# Entries with figure data:
########################################
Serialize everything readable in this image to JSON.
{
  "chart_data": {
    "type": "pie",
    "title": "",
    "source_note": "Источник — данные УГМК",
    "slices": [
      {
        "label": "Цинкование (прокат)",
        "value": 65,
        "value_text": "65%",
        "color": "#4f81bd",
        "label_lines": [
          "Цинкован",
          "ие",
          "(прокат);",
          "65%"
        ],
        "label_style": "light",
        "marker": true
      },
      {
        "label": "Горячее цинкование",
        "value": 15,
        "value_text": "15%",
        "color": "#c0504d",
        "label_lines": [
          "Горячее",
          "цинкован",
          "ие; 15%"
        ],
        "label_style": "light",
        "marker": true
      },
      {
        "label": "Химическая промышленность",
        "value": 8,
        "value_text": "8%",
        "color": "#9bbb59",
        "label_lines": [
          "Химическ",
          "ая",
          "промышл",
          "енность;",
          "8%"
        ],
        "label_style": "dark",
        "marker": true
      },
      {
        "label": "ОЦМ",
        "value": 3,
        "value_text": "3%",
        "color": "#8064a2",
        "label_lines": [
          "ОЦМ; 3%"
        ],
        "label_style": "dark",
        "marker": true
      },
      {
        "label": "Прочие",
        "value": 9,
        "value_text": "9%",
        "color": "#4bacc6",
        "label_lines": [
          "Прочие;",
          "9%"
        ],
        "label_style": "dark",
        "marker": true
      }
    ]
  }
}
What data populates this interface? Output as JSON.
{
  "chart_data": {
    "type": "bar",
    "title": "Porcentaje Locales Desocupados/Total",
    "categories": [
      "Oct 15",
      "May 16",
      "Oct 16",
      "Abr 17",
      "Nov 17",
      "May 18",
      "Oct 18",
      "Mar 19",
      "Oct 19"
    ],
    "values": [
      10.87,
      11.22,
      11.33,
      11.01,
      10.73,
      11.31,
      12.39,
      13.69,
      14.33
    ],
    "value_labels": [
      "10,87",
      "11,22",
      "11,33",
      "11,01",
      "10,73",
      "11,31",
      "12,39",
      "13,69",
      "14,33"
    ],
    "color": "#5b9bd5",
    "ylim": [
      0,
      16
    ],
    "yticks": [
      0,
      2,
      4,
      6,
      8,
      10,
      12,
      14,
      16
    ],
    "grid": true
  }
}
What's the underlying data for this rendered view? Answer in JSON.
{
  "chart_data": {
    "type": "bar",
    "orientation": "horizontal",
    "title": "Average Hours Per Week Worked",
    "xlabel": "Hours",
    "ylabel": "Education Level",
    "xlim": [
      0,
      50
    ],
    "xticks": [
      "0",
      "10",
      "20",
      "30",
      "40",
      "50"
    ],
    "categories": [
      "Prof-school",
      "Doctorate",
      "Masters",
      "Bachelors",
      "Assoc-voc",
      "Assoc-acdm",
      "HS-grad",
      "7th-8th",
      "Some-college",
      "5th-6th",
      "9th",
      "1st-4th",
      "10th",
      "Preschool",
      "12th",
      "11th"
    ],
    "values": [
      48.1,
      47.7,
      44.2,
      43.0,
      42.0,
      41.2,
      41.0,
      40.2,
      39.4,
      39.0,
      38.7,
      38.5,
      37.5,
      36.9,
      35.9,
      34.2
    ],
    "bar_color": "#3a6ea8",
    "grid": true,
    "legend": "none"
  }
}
########################################
# WHAT TO WORK ON:
What is the number of lines above that contain "this"? Answer with that number only.

# COMPLETE OUTPUT:
3